**Dataset items**
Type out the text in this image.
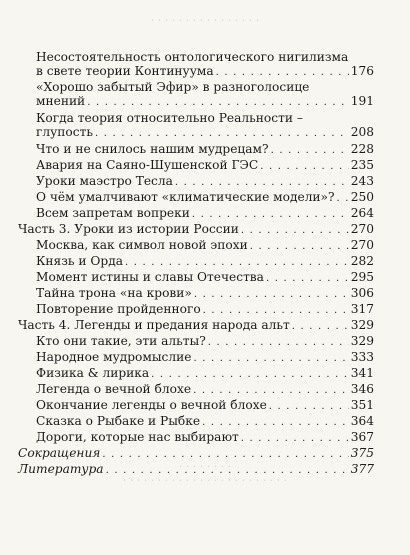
· · · · · · · · · · · · · · · ·
· · · · · · · ·
· · · · · · · · · · · · · · · · · · · · · · · ·
Несостоятельность онтологического нигилизма
в свете теории Континуума . . .	176
«Хорошо забытый Эфир» в разноголосице
мнений . . .	191
Когда теория относительно Реальности –
глупость . . .	208
Что и не снилось нашим мудрецам? . . .	228
Авария на Саяно-Шушенской ГЭС . . .	235
Уроки маэстро Тесла . . .	243
О чём умалчивают «климатические модели»? . . . 250
Всем запретам вопреки . . .	264
Часть 3. Уроки из истории России . . .	270
Москва, как символ новой эпохи . . .	270
Князь и Орда . . .	282
Момент истины и славы Отечества . . .	295
Тайна трона «на крови» . . .	306
Повторение пройденного . . .	317
Часть 4. Легенды и предания народа альт . . .	329
Кто они такие, эти альты? . . .	329
Народное мудромыслие . . .	333
Физика & лирика . . .	341
Легенда о вечной блохе . . .	346
Окончание легенды о вечной блохе . . .	351
Сказка о Рыбаке и Рыбке . . .	364
Дороги, которые нас выбирают . . .	367
Сокращения . . .	375
Литература . . .	377
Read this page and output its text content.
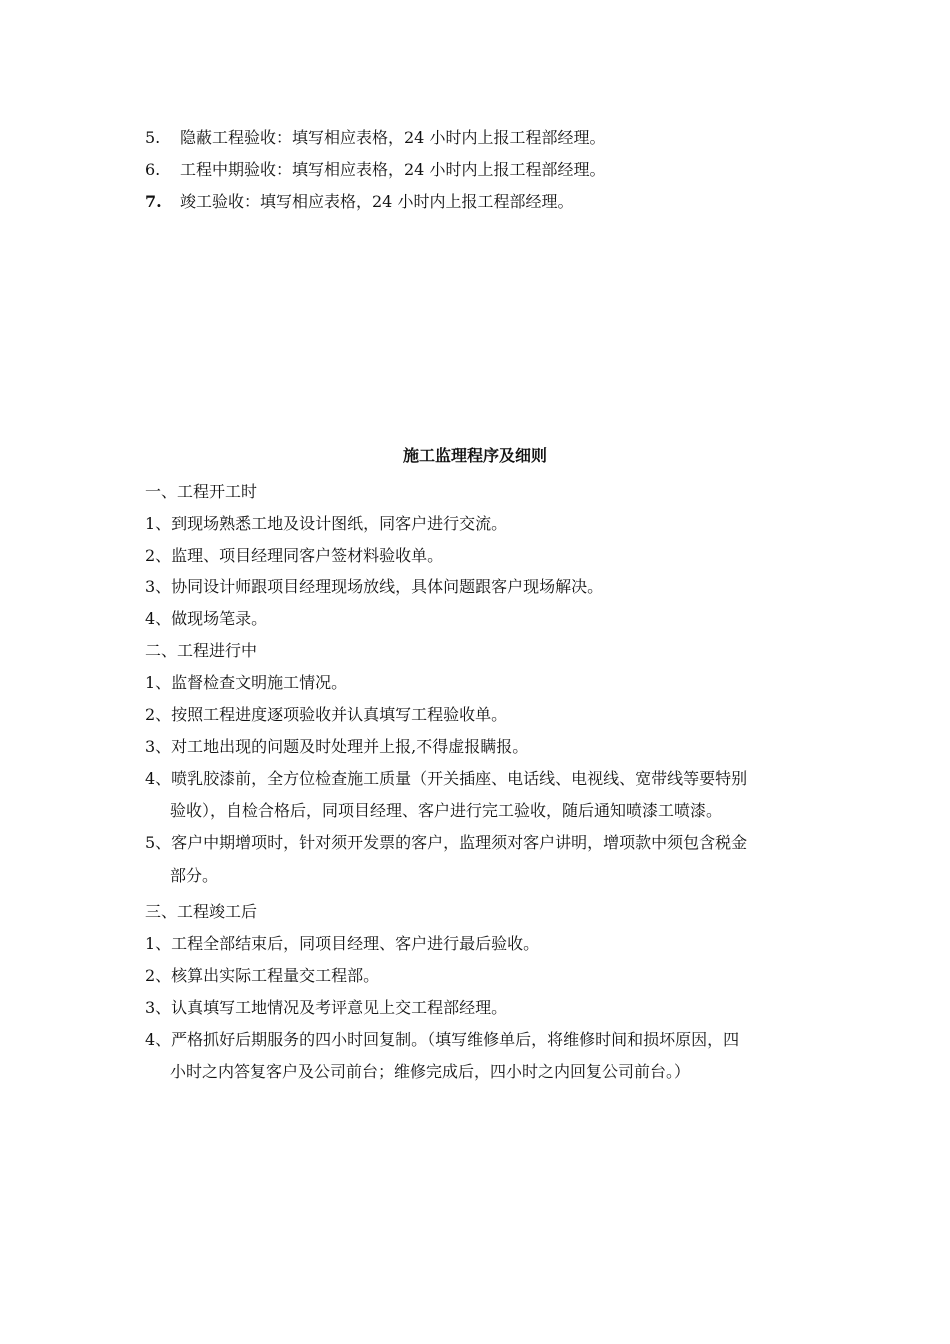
5. 隐蔽工程验收：填写相应表格，24 小时内上报工程部经理。
6. 工程中期验收：填写相应表格，24 小时内上报工程部经理。
7. 竣工验收：填写相应表格，24 小时内上报工程部经理。
施工监理程序及细则
一、工程开工时
1、到现场熟悉工地及设计图纸，同客户进行交流。
2、监理、项目经理同客户签材料验收单。
3、协同设计师跟项目经理现场放线，具体问题跟客户现场解决。
4、做现场笔录。
二、工程进行中
1、监督检查文明施工情况。
2、按照工程进度逐项验收并认真填写工程验收单。
3、对工地出现的问题及时处理并上报,不得虚报瞒报。
4、喷乳胶漆前，全方位检查施工质量（开关插座、电话线、电视线、宽带线等要特别
验收），自检合格后，同项目经理、客户进行完工验收，随后通知喷漆工喷漆。
5、客户中期增项时，针对须开发票的客户，监理须对客户讲明，增项款中须包含税金
部分。
三、工程竣工后
1、工程全部结束后，同项目经理、客户进行最后验收。
2、核算出实际工程量交工程部。
3、认真填写工地情况及考评意见上交工程部经理。
4、严格抓好后期服务的四小时回复制。（填写维修单后，将维修时间和损坏原因，四
小时之内答复客户及公司前台；维修完成后，四小时之内回复公司前台。）
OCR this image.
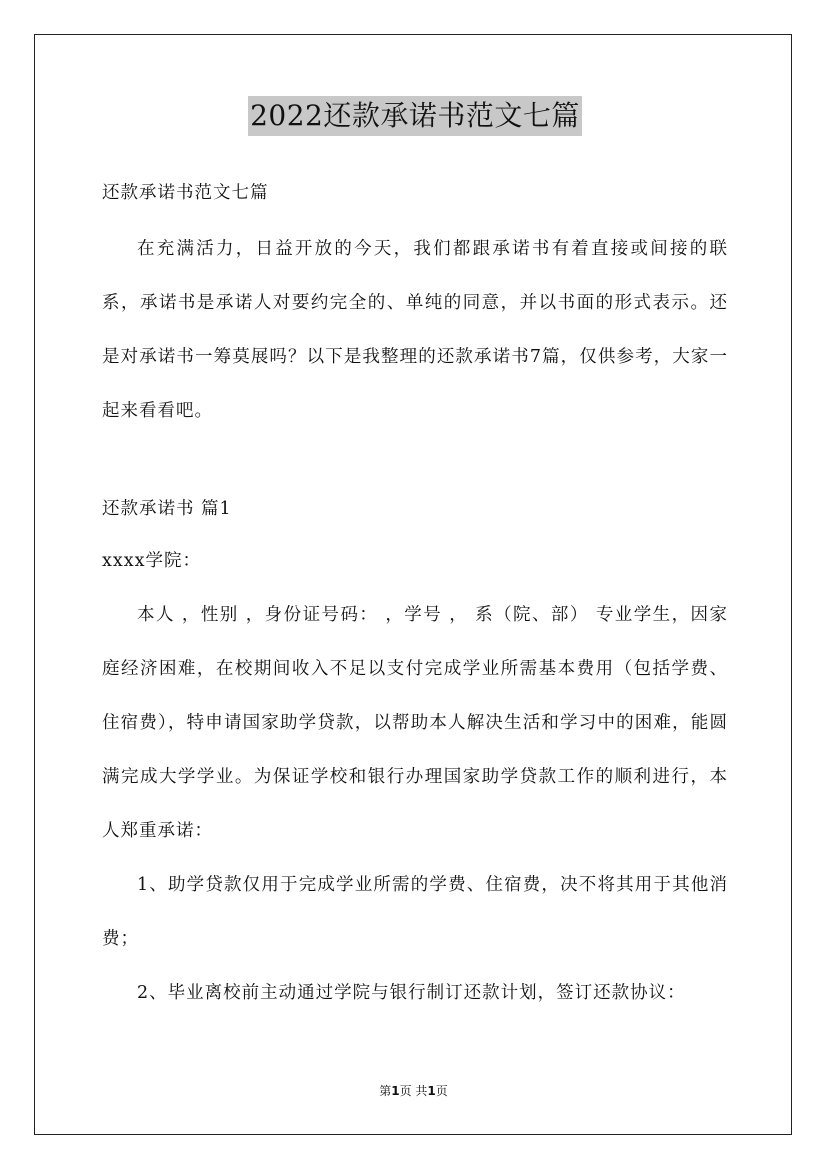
2022还款承诺书范文七篇

还款承诺书范文七篇

在充满活力，日益开放的今天，我们都跟承诺书有着直接或间接的联系，承诺书是承诺人对要约完全的、单纯的同意，并以书面的形式表示。还是对承诺书一筹莫展吗？以下是我整理的还款承诺书7篇，仅供参考，大家一起来看看吧。

还款承诺书 篇1

xxxx学院：

本人 ，性别 ，身份证号码： ，学号 ， 系（院、部） 专业学生，因家庭经济困难，在校期间收入不足以支付完成学业所需基本费用（包括学费、住宿费），特申请国家助学贷款，以帮助本人解决生活和学习中的困难，能圆满完成大学学业。为保证学校和银行办理国家助学贷款工作的顺利进行，本人郑重承诺：

1、助学贷款仅用于完成学业所需的学费、住宿费，决不将其用于其他消费；

2、毕业离校前主动通过学院与银行制订还款计划，签订还款协议：

第1页 共1页
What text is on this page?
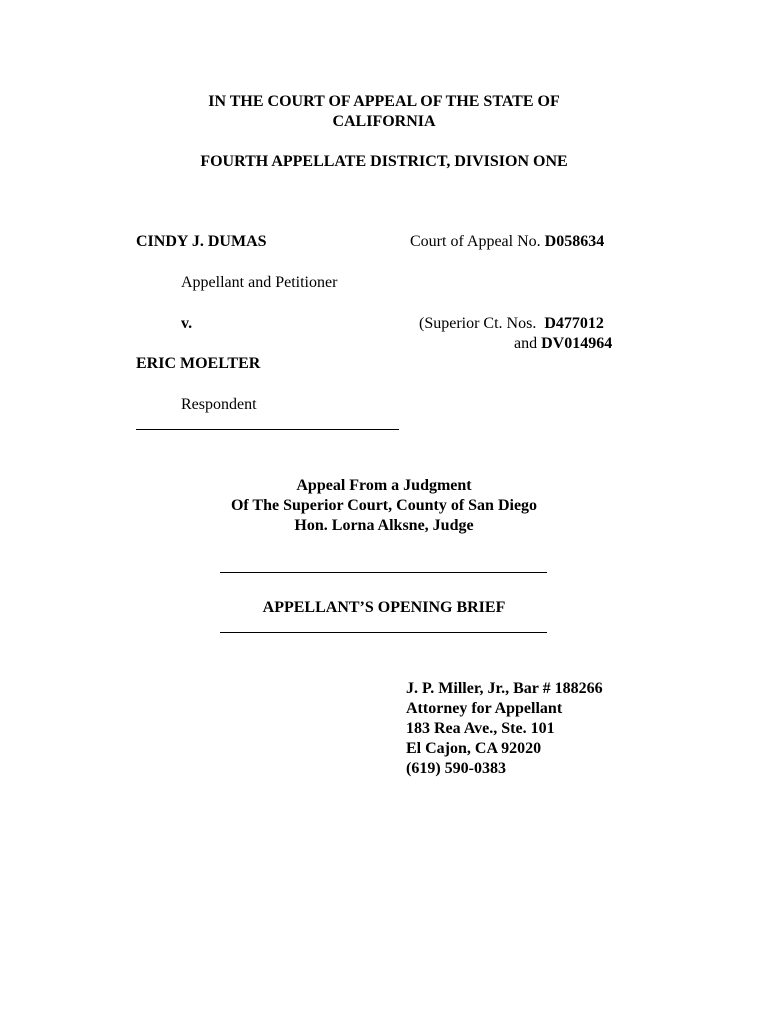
IN THE COURT OF APPEAL OF THE STATE OF
CALIFORNIA
FOURTH APPELLATE DISTRICT, DIVISION ONE
CINDY J. DUMAS
Appellant and Petitioner
v.
ERIC MOELTER
Respondent
Court of Appeal No. D058634
(Superior Ct. Nos. D477012
and DV014964
Appeal From a Judgment
Of The Superior Court, County of San Diego
Hon. Lorna Alksne, Judge
APPELLANT’S OPENING BRIEF
J. P. Miller, Jr., Bar # 188266
Attorney for Appellant
183 Rea Ave., Ste. 101
El Cajon, CA 92020
(619) 590-0383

**Written exercise**
Write out all the entries word for word, but skip any images.

**Solution to this task**
Type out the text in this image.
· · · · · · · · · · · · · · · ·
· · · · · · · ·
· · · · · · · · · · · · · · · · · · · · · · · ·
Несостоятельность онтологического нигилизма
в свете теории Континуума . . .	176
«Хорошо забытый Эфир» в разноголосице
мнений . . .	191
Когда теория относительно Реальности –
глупость . . .	208
Что и не снилось нашим мудрецам? . . .	228
Авария на Саяно-Шушенской ГЭС . . .	235
Уроки маэстро Тесла . . .	243
О чём умалчивают «климатические модели»? . . . 250
Всем запретам вопреки . . .	264
Часть 3. Уроки из истории России . . .	270
Москва, как символ новой эпохи . . .	270
Князь и Орда . . .	282
Момент истины и славы Отечества . . .	295
Тайна трона «на крови» . . .	306
Повторение пройденного . . .	317
Часть 4. Легенды и предания народа альт . . .	329
Кто они такие, эти альты? . . .	329
Народное мудромыслие . . .	333
Физика & лирика . . .	341
Легенда о вечной блохе . . .	346
Окончание легенды о вечной блохе . . .	351
Сказка о Рыбаке и Рыбке . . .	364
Дороги, которые нас выбирают . . .	367
Сокращения . . .	375
Литература . . .	377
Read this page and output its text content.
5. 隐蔽工程验收：填写相应表格，24 小时内上报工程部经理。
6. 工程中期验收：填写相应表格，24 小时内上报工程部经理。
7. 竣工验收：填写相应表格，24 小时内上报工程部经理。
施工监理程序及细则
一、工程开工时
1、到现场熟悉工地及设计图纸，同客户进行交流。
2、监理、项目经理同客户签材料验收单。
3、协同设计师跟项目经理现场放线，具体问题跟客户现场解决。
4、做现场笔录。
二、工程进行中
1、监督检查文明施工情况。
2、按照工程进度逐项验收并认真填写工程验收单。
3、对工地出现的问题及时处理并上报,不得虚报瞒报。
4、喷乳胶漆前，全方位检查施工质量（开关插座、电话线、电视线、宽带线等要特别
验收），自检合格后，同项目经理、客户进行完工验收，随后通知喷漆工喷漆。
5、客户中期增项时，针对须开发票的客户，监理须对客户讲明，增项款中须包含税金
部分。
三、工程竣工后
1、工程全部结束后，同项目经理、客户进行最后验收。
2、核算出实际工程量交工程部。
3、认真填写工地情况及考评意见上交工程部经理。
4、严格抓好后期服务的四小时回复制。（填写维修单后，将维修时间和损坏原因，四
小时之内答复客户及公司前台；维修完成后，四小时之内回复公司前台。）
OCR this image.
2022还款承诺书范文七篇

还款承诺书范文七篇

在充满活力，日益开放的今天，我们都跟承诺书有着直接或间接的联系，承诺书是承诺人对要约完全的、单纯的同意，并以书面的形式表示。还是对承诺书一筹莫展吗？以下是我整理的还款承诺书7篇，仅供参考，大家一起来看看吧。

还款承诺书 篇1

xxxx学院：

本人 ，性别 ，身份证号码： ，学号 ， 系（院、部） 专业学生，因家庭经济困难，在校期间收入不足以支付完成学业所需基本费用（包括学费、住宿费），特申请国家助学贷款，以帮助本人解决生活和学习中的困难，能圆满完成大学学业。为保证学校和银行办理国家助学贷款工作的顺利进行，本人郑重承诺：

1、助学贷款仅用于完成学业所需的学费、住宿费，决不将其用于其他消费；

2、毕业离校前主动通过学院与银行制订还款计划，签订还款协议：

第1页 共1页
What text is on this page?
IN THE COURT OF APPEAL OF THE STATE OF
CALIFORNIA
FOURTH APPELLATE DISTRICT, DIVISION ONE
CINDY J. DUMAS
Appellant and Petitioner
v.
ERIC MOELTER
Respondent
Court of Appeal No. D058634
(Superior Ct. Nos. D477012
and DV014964
Appeal From a Judgment
Of The Superior Court, County of San Diego
Hon. Lorna Alksne, Judge
APPELLANT’S OPENING BRIEF
J. P. Miller, Jr., Bar # 188266
Attorney for Appellant
183 Rea Ave., Ste. 101
El Cajon, CA 92020
(619) 590-0383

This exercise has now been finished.